┌──

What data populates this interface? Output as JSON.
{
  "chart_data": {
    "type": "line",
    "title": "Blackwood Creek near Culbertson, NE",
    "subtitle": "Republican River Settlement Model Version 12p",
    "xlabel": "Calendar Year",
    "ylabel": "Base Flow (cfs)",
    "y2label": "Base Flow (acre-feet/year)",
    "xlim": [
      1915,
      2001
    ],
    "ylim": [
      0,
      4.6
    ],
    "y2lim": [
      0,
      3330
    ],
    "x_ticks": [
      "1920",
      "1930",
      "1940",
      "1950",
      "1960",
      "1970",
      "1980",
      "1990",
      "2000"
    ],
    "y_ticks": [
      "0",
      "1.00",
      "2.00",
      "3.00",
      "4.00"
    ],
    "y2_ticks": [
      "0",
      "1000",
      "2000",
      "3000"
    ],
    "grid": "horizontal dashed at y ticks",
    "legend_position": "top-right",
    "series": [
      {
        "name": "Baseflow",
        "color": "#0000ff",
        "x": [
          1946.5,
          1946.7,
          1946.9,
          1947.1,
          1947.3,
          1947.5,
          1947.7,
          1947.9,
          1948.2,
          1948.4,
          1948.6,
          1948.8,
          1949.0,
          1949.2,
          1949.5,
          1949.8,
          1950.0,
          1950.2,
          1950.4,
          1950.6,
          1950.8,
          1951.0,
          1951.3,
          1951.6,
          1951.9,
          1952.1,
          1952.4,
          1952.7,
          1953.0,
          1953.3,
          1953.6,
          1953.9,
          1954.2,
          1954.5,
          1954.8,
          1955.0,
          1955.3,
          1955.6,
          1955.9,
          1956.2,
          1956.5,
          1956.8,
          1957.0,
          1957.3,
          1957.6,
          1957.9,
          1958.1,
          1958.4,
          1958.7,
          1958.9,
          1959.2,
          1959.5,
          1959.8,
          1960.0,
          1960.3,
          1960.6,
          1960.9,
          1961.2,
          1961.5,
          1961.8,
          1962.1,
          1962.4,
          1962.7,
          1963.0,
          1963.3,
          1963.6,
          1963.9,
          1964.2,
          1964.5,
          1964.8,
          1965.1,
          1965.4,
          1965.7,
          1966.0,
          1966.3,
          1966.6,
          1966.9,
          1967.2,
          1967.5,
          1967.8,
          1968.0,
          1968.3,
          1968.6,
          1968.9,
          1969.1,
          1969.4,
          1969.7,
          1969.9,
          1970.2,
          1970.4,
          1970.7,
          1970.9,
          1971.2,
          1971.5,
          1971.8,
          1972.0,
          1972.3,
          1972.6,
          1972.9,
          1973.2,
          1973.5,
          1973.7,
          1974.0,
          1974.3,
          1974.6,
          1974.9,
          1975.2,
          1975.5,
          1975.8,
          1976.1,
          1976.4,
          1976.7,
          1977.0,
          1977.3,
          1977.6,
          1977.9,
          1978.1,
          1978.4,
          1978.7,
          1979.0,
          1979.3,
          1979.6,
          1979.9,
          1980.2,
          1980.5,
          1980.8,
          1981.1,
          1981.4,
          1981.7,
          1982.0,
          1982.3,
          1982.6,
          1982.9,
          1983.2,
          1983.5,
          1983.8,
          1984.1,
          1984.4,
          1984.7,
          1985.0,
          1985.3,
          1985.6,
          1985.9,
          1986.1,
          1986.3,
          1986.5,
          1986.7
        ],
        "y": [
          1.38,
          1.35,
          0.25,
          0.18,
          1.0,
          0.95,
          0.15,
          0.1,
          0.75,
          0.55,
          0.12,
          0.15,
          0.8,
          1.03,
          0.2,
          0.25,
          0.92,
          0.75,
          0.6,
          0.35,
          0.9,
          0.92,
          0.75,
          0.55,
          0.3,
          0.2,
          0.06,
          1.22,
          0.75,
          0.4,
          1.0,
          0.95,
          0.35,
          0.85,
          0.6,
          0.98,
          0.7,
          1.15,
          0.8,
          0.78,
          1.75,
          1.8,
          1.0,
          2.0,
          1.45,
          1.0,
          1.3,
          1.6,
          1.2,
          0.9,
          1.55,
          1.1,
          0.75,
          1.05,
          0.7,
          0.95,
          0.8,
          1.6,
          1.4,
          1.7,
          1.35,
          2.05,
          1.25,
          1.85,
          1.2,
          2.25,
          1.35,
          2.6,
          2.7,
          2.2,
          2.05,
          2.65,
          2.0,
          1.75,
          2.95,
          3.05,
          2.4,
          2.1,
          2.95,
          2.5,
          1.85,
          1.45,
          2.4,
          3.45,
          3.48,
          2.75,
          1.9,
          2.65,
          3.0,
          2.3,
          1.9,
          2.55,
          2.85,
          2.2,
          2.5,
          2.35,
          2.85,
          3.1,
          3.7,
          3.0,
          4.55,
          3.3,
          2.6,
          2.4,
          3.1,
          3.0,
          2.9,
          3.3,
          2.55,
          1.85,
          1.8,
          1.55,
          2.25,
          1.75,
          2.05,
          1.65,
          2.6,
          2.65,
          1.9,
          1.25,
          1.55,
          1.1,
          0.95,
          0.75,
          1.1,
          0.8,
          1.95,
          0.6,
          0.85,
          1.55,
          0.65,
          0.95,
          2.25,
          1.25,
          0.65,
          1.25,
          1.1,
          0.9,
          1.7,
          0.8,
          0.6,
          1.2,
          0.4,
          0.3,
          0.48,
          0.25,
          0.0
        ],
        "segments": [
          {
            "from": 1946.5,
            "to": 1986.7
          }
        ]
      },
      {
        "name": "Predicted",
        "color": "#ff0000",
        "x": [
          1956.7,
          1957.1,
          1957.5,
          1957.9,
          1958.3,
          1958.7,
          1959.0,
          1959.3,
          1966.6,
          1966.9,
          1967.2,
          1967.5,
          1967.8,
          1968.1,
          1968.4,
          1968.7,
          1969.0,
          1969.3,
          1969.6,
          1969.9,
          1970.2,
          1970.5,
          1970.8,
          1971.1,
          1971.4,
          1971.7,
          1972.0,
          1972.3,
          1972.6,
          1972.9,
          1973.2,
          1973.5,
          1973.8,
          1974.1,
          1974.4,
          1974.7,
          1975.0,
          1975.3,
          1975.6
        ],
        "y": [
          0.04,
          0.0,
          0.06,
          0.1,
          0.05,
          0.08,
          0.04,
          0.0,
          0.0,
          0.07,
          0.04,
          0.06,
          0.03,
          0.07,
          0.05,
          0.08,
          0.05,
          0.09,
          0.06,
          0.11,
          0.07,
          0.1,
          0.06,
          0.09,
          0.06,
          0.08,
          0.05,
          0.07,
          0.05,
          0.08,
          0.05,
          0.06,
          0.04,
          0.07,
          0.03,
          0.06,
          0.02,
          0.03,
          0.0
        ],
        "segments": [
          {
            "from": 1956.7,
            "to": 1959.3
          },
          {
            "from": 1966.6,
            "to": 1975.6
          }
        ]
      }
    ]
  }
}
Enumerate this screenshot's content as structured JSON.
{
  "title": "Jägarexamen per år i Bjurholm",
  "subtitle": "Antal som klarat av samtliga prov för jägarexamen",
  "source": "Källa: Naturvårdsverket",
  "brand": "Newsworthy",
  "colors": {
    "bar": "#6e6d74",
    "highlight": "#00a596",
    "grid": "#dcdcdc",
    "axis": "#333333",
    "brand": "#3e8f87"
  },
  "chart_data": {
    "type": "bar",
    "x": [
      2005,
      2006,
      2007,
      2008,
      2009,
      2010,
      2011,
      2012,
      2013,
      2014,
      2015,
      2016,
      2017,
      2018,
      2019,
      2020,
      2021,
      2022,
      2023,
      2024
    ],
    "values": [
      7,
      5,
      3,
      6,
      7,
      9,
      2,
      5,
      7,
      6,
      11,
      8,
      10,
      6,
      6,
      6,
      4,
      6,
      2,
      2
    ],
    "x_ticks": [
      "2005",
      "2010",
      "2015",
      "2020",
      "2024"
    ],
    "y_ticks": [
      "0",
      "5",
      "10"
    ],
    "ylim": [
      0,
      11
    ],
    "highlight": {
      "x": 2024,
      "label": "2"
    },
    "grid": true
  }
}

└──

DIRECTION:
Scan the listing above for the word "this" and copy every line that holds it.

RESPONSE BELOW:
What data populates this interface? Output as JSON.
Enumerate this screenshot's content as structured JSON.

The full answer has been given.